'''

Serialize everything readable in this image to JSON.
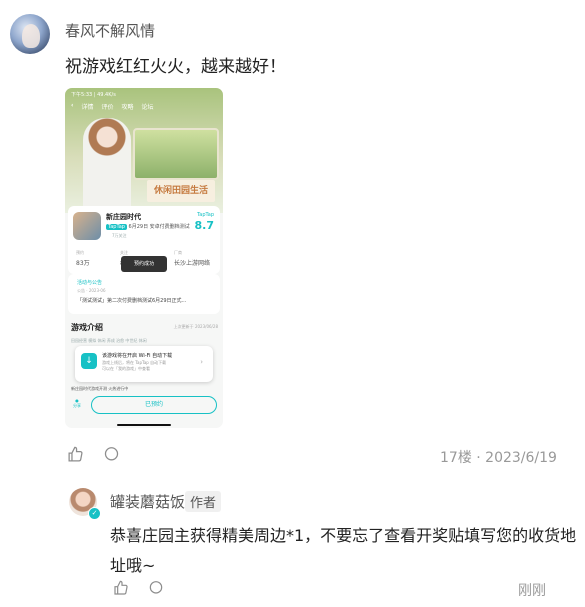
{
  "post": {
    "username": "春风不解风情",
    "comment": "祝游戏红红火火，越来越好！",
    "floor_meta": "17楼 · 2023/6/19"
  },
  "shot": {
    "status": "下午5:33 | 49.4K/s",
    "nav": [
      "详情",
      "评价",
      "攻略",
      "论坛"
    ],
    "banner": "休闲田园生活",
    "game_name": "新庄园时代",
    "game_line_tag": "TapTap",
    "game_line_text": "6月29日 安卓付费删档测试",
    "follow": "7万关注",
    "score_label": "TapTap",
    "score": "8.7",
    "stats": [
      {
        "label": "预约",
        "value": "83万"
      },
      {
        "label": "关注",
        "value": "8万"
      },
      {
        "label": "厂商",
        "value": "长沙上游网络"
      }
    ],
    "toast": "预约成功",
    "notice_title": "活动与公告",
    "notice_meta": "公告 · 2023-06",
    "notice_body": "「测试测试」第二次付费删档测试6月29日正式...",
    "intro_title": "游戏介绍",
    "intro_right": "上次更新于 2023/06/28",
    "tags": "田园经营  模拟  休闲  养成  治愈  中世纪  休闲",
    "popup_icon": "↓",
    "popup_title": "该游戏将在开启 Wi-Fi 自动下载",
    "popup_desc": "游戏上线后，将在 TapTap 自动下载\n可以在「我的游戏」中查看",
    "popup_close": "›",
    "bottom_text": "新庄园时代游戏开测 火热进行中",
    "share_label": "分享",
    "action_button": "已预约"
  },
  "reply": {
    "username": "罐装蘑菇饭",
    "author_tag": "作者",
    "text": "恭喜庄园主获得精美周边*1，不要忘了查看开奖贴填写您的收货地址哦~",
    "time": "刚刚",
    "badge": "✓"
  },
  "icons": {
    "like": "thumbs-up-icon",
    "comment": "comment-bubble-icon"
  }
}
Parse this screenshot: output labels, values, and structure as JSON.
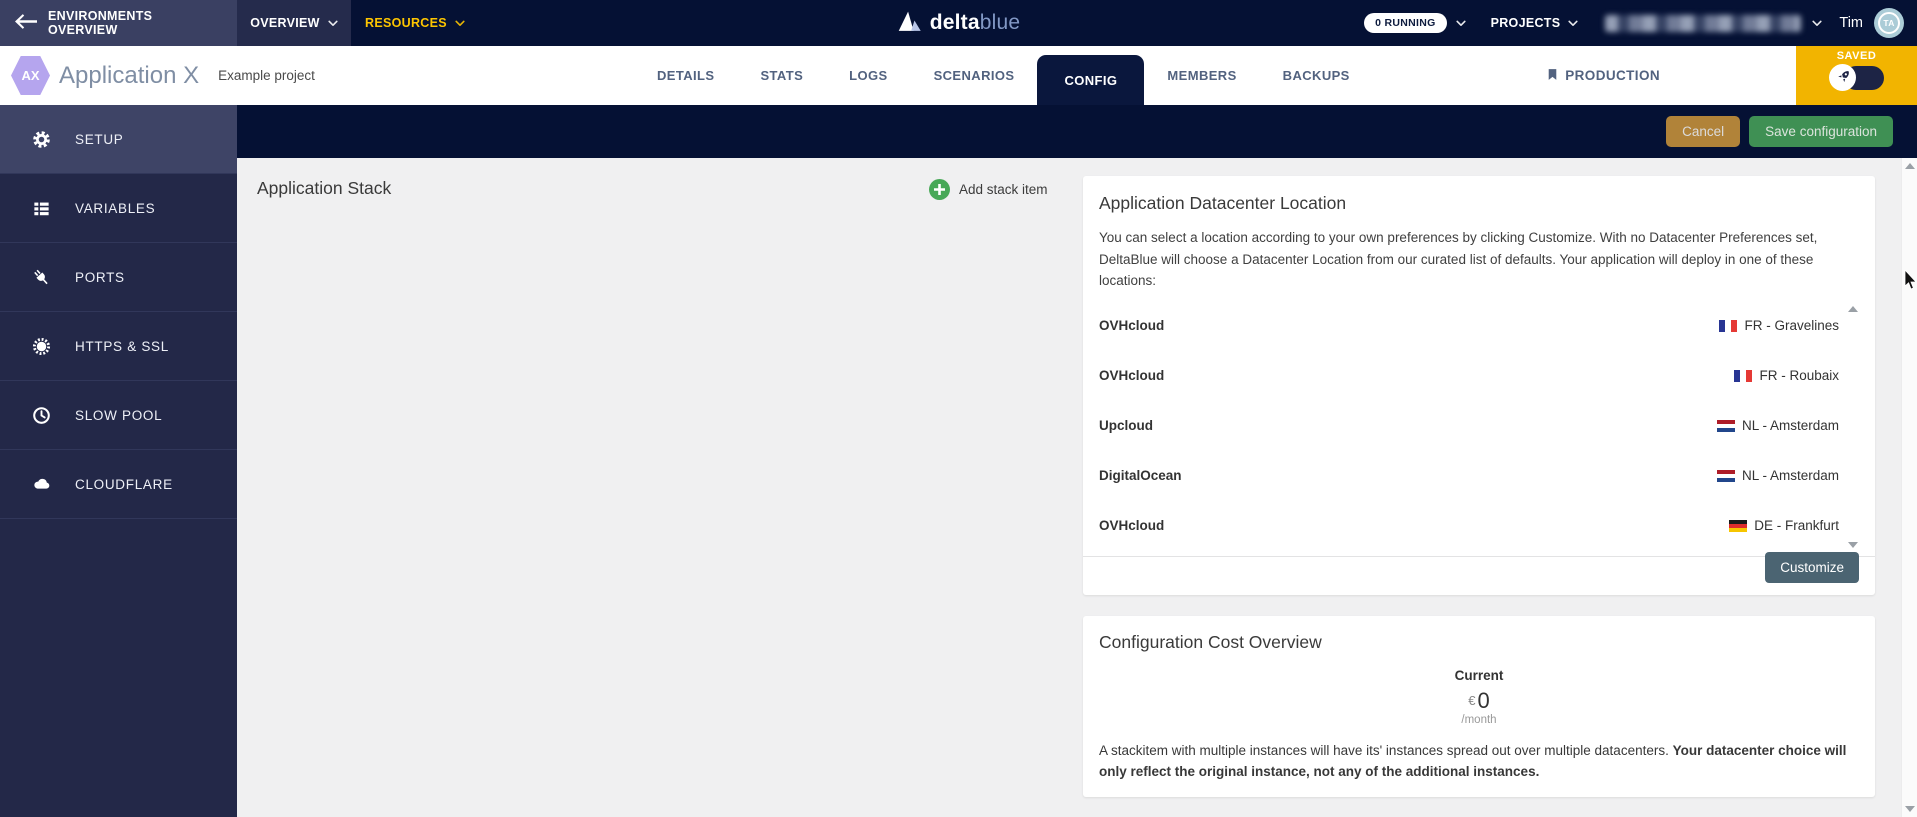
{
  "top_nav": {
    "environments_overview": "ENVIRONMENTS OVERVIEW",
    "overview": "OVERVIEW",
    "resources": "RESOURCES",
    "brand": {
      "delta": "delta",
      "blue": "blue"
    },
    "running_badge": "0 RUNNING",
    "projects": "PROJECTS",
    "user": {
      "name": "Tim",
      "initials": "TA"
    }
  },
  "app_header": {
    "app_initials": "AX",
    "app_name": "Application X",
    "project_name": "Example project",
    "tabs": [
      {
        "label": "DETAILS",
        "active": false
      },
      {
        "label": "STATS",
        "active": false
      },
      {
        "label": "LOGS",
        "active": false
      },
      {
        "label": "SCENARIOS",
        "active": false
      },
      {
        "label": "CONFIG",
        "active": true
      },
      {
        "label": "MEMBERS",
        "active": false
      },
      {
        "label": "BACKUPS",
        "active": false
      }
    ],
    "production_badge": "PRODUCTION",
    "saved_label": "SAVED"
  },
  "toolbar": {
    "cancel_label": "Cancel",
    "save_label": "Save configuration"
  },
  "sidebar": {
    "items": [
      {
        "label": "SETUP",
        "icon": "gear",
        "active": true
      },
      {
        "label": "VARIABLES",
        "icon": "list",
        "active": false
      },
      {
        "label": "PORTS",
        "icon": "plug",
        "active": false
      },
      {
        "label": "HTTPS & SSL",
        "icon": "certificate",
        "active": false
      },
      {
        "label": "SLOW POOL",
        "icon": "clock",
        "active": false
      },
      {
        "label": "CLOUDFLARE",
        "icon": "cloud",
        "active": false
      }
    ]
  },
  "main": {
    "stack_title": "Application Stack",
    "add_stack_item": "Add stack item",
    "datacenter_card": {
      "title": "Application Datacenter Location",
      "description": "You can select a location according to your own preferences by clicking Customize. With no Datacenter Preferences set, DeltaBlue will choose a Datacenter Location from our curated list of defaults. Your application will deploy in one of these locations:",
      "locations": [
        {
          "provider": "OVHcloud",
          "location": "FR - Gravelines",
          "flag": "FR"
        },
        {
          "provider": "OVHcloud",
          "location": "FR - Roubaix",
          "flag": "FR"
        },
        {
          "provider": "Upcloud",
          "location": "NL - Amsterdam",
          "flag": "NL"
        },
        {
          "provider": "DigitalOcean",
          "location": "NL - Amsterdam",
          "flag": "NL"
        },
        {
          "provider": "OVHcloud",
          "location": "DE - Frankfurt",
          "flag": "DE"
        }
      ],
      "customize_button": "Customize"
    },
    "cost_card": {
      "title": "Configuration Cost Overview",
      "current_label": "Current",
      "currency": "€",
      "amount": "0",
      "period": "/month",
      "note_normal": "A stackitem with multiple instances will have its' instances spread out over multiple datacenters. ",
      "note_bold": "Your datacenter choice will only reflect the original instance, not any of the additional instances."
    }
  },
  "colors": {
    "brand_navy": "#051134",
    "nav_section_light": "#3a4062",
    "nav_section_mid": "#252b4c",
    "accent_yellow": "#f2b400",
    "resources_yellow": "#fdc500",
    "save_green": "#3f9054",
    "cancel_bronze": "#b18339",
    "customize_slate": "#4b6472",
    "add_green": "#47a857",
    "hexagon_purple": "#b5a5ee",
    "avatar_teal": "#abccd7",
    "sidebar_navy": "#232848",
    "sidebar_active": "#3e4466",
    "content_gray": "#f0f0f1"
  }
}
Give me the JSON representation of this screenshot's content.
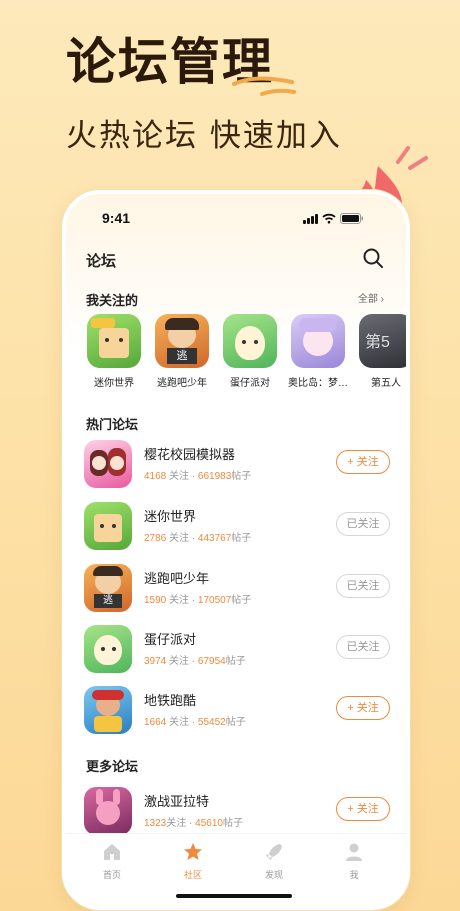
{
  "promo": {
    "title": "论坛管理",
    "subtitle": "火热论坛 快速加入"
  },
  "status_bar": {
    "time": "9:41"
  },
  "header": {
    "title": "论坛"
  },
  "followed": {
    "title": "我关注的",
    "see_all": "全部",
    "items": [
      {
        "label": "迷你世界",
        "color": "#7fc84a"
      },
      {
        "label": "逃跑吧少年",
        "color": "#f0a040"
      },
      {
        "label": "蛋仔派对",
        "color": "#7dcf7a"
      },
      {
        "label": "奥比岛：梦…",
        "color": "#b9a6e8"
      },
      {
        "label": "第五人",
        "color": "#5a5c66"
      }
    ]
  },
  "hot": {
    "title": "热门论坛",
    "stat_follow": "关注",
    "stat_posts": "帖子",
    "items": [
      {
        "name": "樱花校园模拟器",
        "follows": "4168",
        "posts": "661983",
        "button": "+ 关注",
        "followed": false
      },
      {
        "name": "迷你世界",
        "follows": "2786",
        "posts": "443767",
        "button": "已关注",
        "followed": true
      },
      {
        "name": "逃跑吧少年",
        "follows": "1590",
        "posts": "170507",
        "button": "已关注",
        "followed": true
      },
      {
        "name": "蛋仔派对",
        "follows": "3974",
        "posts": "67954",
        "button": "已关注",
        "followed": true
      },
      {
        "name": "地铁跑酷",
        "follows": "1664",
        "posts": "55452",
        "button": "+ 关注",
        "followed": false
      }
    ]
  },
  "more": {
    "title": "更多论坛",
    "items": [
      {
        "name": "激战亚拉特",
        "follows": "1323",
        "posts": "45610",
        "button": "+ 关注",
        "followed": false
      }
    ]
  },
  "tabbar": {
    "items": [
      {
        "label": "首页",
        "icon": "home-icon"
      },
      {
        "label": "社区",
        "icon": "community-icon",
        "active": true
      },
      {
        "label": "发现",
        "icon": "rocket-icon"
      },
      {
        "label": "我",
        "icon": "profile-icon"
      }
    ]
  },
  "colors": {
    "accent": "#f08a3c",
    "background": "#fde2a8"
  }
}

'''

Your task is to set down the records shown above exactly, minus any pictures.

RESULT OF THIS EXERCISE —
Serialize everything readable in this image to JSON.
{
  "post": {
    "username": "春风不解风情",
    "comment": "祝游戏红红火火，越来越好！",
    "floor_meta": "17楼 · 2023/6/19"
  },
  "shot": {
    "status": "下午5:33 | 49.4K/s",
    "nav": [
      "详情",
      "评价",
      "攻略",
      "论坛"
    ],
    "banner": "休闲田园生活",
    "game_name": "新庄园时代",
    "game_line_tag": "TapTap",
    "game_line_text": "6月29日 安卓付费删档测试",
    "follow": "7万关注",
    "score_label": "TapTap",
    "score": "8.7",
    "stats": [
      {
        "label": "预约",
        "value": "83万"
      },
      {
        "label": "关注",
        "value": "8万"
      },
      {
        "label": "厂商",
        "value": "长沙上游网络"
      }
    ],
    "toast": "预约成功",
    "notice_title": "活动与公告",
    "notice_meta": "公告 · 2023-06",
    "notice_body": "「测试测试」第二次付费删档测试6月29日正式...",
    "intro_title": "游戏介绍",
    "intro_right": "上次更新于 2023/06/28",
    "tags": "田园经营  模拟  休闲  养成  治愈  中世纪  休闲",
    "popup_icon": "↓",
    "popup_title": "该游戏将在开启 Wi-Fi 自动下载",
    "popup_desc": "游戏上线后，将在 TapTap 自动下载\n可以在「我的游戏」中查看",
    "popup_close": "›",
    "bottom_text": "新庄园时代游戏开测 火热进行中",
    "share_label": "分享",
    "action_button": "已预约"
  },
  "reply": {
    "username": "罐装蘑菇饭",
    "author_tag": "作者",
    "text": "恭喜庄园主获得精美周边*1，不要忘了查看开奖贴填写您的收货地址哦~",
    "time": "刚刚",
    "badge": "✓"
  },
  "icons": {
    "like": "thumbs-up-icon",
    "comment": "comment-bubble-icon"
  }
}
Parse this screenshot: output labels, values, and structure as JSON.
{
  "top_nav": {
    "environments_overview": "ENVIRONMENTS OVERVIEW",
    "overview": "OVERVIEW",
    "resources": "RESOURCES",
    "brand": {
      "delta": "delta",
      "blue": "blue"
    },
    "running_badge": "0 RUNNING",
    "projects": "PROJECTS",
    "user": {
      "name": "Tim",
      "initials": "TA"
    }
  },
  "app_header": {
    "app_initials": "AX",
    "app_name": "Application X",
    "project_name": "Example project",
    "tabs": [
      {
        "label": "DETAILS",
        "active": false
      },
      {
        "label": "STATS",
        "active": false
      },
      {
        "label": "LOGS",
        "active": false
      },
      {
        "label": "SCENARIOS",
        "active": false
      },
      {
        "label": "CONFIG",
        "active": true
      },
      {
        "label": "MEMBERS",
        "active": false
      },
      {
        "label": "BACKUPS",
        "active": false
      }
    ],
    "production_badge": "PRODUCTION",
    "saved_label": "SAVED"
  },
  "toolbar": {
    "cancel_label": "Cancel",
    "save_label": "Save configuration"
  },
  "sidebar": {
    "items": [
      {
        "label": "SETUP",
        "icon": "gear",
        "active": true
      },
      {
        "label": "VARIABLES",
        "icon": "list",
        "active": false
      },
      {
        "label": "PORTS",
        "icon": "plug",
        "active": false
      },
      {
        "label": "HTTPS & SSL",
        "icon": "certificate",
        "active": false
      },
      {
        "label": "SLOW POOL",
        "icon": "clock",
        "active": false
      },
      {
        "label": "CLOUDFLARE",
        "icon": "cloud",
        "active": false
      }
    ]
  },
  "main": {
    "stack_title": "Application Stack",
    "add_stack_item": "Add stack item",
    "datacenter_card": {
      "title": "Application Datacenter Location",
      "description": "You can select a location according to your own preferences by clicking Customize. With no Datacenter Preferences set, DeltaBlue will choose a Datacenter Location from our curated list of defaults. Your application will deploy in one of these locations:",
      "locations": [
        {
          "provider": "OVHcloud",
          "location": "FR - Gravelines",
          "flag": "FR"
        },
        {
          "provider": "OVHcloud",
          "location": "FR - Roubaix",
          "flag": "FR"
        },
        {
          "provider": "Upcloud",
          "location": "NL - Amsterdam",
          "flag": "NL"
        },
        {
          "provider": "DigitalOcean",
          "location": "NL - Amsterdam",
          "flag": "NL"
        },
        {
          "provider": "OVHcloud",
          "location": "DE - Frankfurt",
          "flag": "DE"
        }
      ],
      "customize_button": "Customize"
    },
    "cost_card": {
      "title": "Configuration Cost Overview",
      "current_label": "Current",
      "currency": "€",
      "amount": "0",
      "period": "/month",
      "note_normal": "A stackitem with multiple instances will have its' instances spread out over multiple datacenters. ",
      "note_bold": "Your datacenter choice will only reflect the original instance, not any of the additional instances."
    }
  },
  "colors": {
    "brand_navy": "#051134",
    "nav_section_light": "#3a4062",
    "nav_section_mid": "#252b4c",
    "accent_yellow": "#f2b400",
    "resources_yellow": "#fdc500",
    "save_green": "#3f9054",
    "cancel_bronze": "#b18339",
    "customize_slate": "#4b6472",
    "add_green": "#47a857",
    "hexagon_purple": "#b5a5ee",
    "avatar_teal": "#abccd7",
    "sidebar_navy": "#232848",
    "sidebar_active": "#3e4466",
    "content_gray": "#f0f0f1"
  }
}
Give me the JSON representation of this screenshot's content.
{
  "promo": {
    "title": "论坛管理",
    "subtitle": "火热论坛 快速加入"
  },
  "status_bar": {
    "time": "9:41"
  },
  "header": {
    "title": "论坛"
  },
  "followed": {
    "title": "我关注的",
    "see_all": "全部",
    "items": [
      {
        "label": "迷你世界",
        "color": "#7fc84a"
      },
      {
        "label": "逃跑吧少年",
        "color": "#f0a040"
      },
      {
        "label": "蛋仔派对",
        "color": "#7dcf7a"
      },
      {
        "label": "奥比岛：梦…",
        "color": "#b9a6e8"
      },
      {
        "label": "第五人",
        "color": "#5a5c66"
      }
    ]
  },
  "hot": {
    "title": "热门论坛",
    "stat_follow": "关注",
    "stat_posts": "帖子",
    "items": [
      {
        "name": "樱花校园模拟器",
        "follows": "4168",
        "posts": "661983",
        "button": "+ 关注",
        "followed": false
      },
      {
        "name": "迷你世界",
        "follows": "2786",
        "posts": "443767",
        "button": "已关注",
        "followed": true
      },
      {
        "name": "逃跑吧少年",
        "follows": "1590",
        "posts": "170507",
        "button": "已关注",
        "followed": true
      },
      {
        "name": "蛋仔派对",
        "follows": "3974",
        "posts": "67954",
        "button": "已关注",
        "followed": true
      },
      {
        "name": "地铁跑酷",
        "follows": "1664",
        "posts": "55452",
        "button": "+ 关注",
        "followed": false
      }
    ]
  },
  "more": {
    "title": "更多论坛",
    "items": [
      {
        "name": "激战亚拉特",
        "follows": "1323",
        "posts": "45610",
        "button": "+ 关注",
        "followed": false
      }
    ]
  },
  "tabbar": {
    "items": [
      {
        "label": "首页",
        "icon": "home-icon"
      },
      {
        "label": "社区",
        "icon": "community-icon",
        "active": true
      },
      {
        "label": "发现",
        "icon": "rocket-icon"
      },
      {
        "label": "我",
        "icon": "profile-icon"
      }
    ]
  },
  "colors": {
    "accent": "#f08a3c",
    "background": "#fde2a8"
  }
}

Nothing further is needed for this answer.